** Start DATA SUPPLIED **

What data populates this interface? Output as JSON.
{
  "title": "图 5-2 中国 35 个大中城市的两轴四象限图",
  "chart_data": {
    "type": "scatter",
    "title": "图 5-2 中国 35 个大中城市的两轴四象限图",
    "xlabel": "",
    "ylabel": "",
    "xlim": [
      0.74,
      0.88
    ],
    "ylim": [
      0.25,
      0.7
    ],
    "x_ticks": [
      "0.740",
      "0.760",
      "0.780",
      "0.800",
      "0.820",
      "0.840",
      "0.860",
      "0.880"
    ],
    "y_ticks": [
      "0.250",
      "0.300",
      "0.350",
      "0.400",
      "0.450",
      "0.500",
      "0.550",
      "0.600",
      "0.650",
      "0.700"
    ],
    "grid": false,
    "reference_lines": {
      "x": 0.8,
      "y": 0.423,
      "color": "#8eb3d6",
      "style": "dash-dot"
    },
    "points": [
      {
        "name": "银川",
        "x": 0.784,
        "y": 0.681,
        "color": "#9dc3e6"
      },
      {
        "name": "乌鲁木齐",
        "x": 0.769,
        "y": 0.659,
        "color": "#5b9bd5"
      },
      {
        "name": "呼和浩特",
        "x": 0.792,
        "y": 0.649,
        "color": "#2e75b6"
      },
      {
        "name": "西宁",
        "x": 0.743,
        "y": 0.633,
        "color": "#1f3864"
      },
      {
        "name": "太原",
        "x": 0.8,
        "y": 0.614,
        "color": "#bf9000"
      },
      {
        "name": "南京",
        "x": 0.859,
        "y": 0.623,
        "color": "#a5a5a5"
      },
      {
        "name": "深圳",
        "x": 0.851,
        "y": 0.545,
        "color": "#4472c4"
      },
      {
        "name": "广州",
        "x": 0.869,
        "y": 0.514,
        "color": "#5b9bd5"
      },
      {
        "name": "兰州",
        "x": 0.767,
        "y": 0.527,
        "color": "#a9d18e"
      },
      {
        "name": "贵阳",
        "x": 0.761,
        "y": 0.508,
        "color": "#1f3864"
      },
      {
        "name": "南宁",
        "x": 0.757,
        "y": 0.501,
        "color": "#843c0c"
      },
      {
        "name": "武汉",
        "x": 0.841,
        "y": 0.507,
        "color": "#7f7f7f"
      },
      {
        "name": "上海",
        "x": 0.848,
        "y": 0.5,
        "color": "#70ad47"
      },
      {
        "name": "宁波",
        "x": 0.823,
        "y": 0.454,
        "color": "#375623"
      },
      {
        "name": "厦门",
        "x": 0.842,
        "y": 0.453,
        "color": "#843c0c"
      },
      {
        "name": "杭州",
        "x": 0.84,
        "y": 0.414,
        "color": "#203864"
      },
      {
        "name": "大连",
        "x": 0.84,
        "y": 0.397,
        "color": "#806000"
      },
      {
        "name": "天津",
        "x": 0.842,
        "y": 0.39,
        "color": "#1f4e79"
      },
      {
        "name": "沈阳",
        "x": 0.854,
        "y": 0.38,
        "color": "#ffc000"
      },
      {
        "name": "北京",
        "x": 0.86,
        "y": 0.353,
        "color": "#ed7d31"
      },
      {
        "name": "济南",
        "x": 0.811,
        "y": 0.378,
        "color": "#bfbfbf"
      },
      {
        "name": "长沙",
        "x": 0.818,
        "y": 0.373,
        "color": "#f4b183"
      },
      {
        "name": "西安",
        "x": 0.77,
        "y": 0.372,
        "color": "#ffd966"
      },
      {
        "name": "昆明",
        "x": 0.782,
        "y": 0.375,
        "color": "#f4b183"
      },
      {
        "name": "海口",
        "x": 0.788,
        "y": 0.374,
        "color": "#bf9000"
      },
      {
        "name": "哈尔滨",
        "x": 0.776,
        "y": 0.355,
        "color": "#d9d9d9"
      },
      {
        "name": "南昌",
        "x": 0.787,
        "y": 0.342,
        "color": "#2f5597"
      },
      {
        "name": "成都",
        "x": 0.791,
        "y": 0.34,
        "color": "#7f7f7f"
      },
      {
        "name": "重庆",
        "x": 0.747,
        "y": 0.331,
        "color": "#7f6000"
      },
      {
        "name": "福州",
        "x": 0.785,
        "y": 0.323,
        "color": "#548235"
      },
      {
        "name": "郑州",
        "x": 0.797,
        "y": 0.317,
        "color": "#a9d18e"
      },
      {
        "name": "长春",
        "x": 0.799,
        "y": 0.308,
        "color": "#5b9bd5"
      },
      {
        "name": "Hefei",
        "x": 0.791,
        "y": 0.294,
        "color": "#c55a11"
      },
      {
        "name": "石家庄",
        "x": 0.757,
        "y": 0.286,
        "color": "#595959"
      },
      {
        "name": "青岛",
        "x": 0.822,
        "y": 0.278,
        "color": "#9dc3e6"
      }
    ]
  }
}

** End DATA SUPPLIED **

# EXERCISE REQUIREMENTS
Which lines hold the word "title"? Copy each of them from the records.

# COMPLETED TASK
  "title": "图 5-2 中国 35 个大中城市的两轴四象限图",
    "title": "图 5-2 中国 35 个大中城市的两轴四象限图",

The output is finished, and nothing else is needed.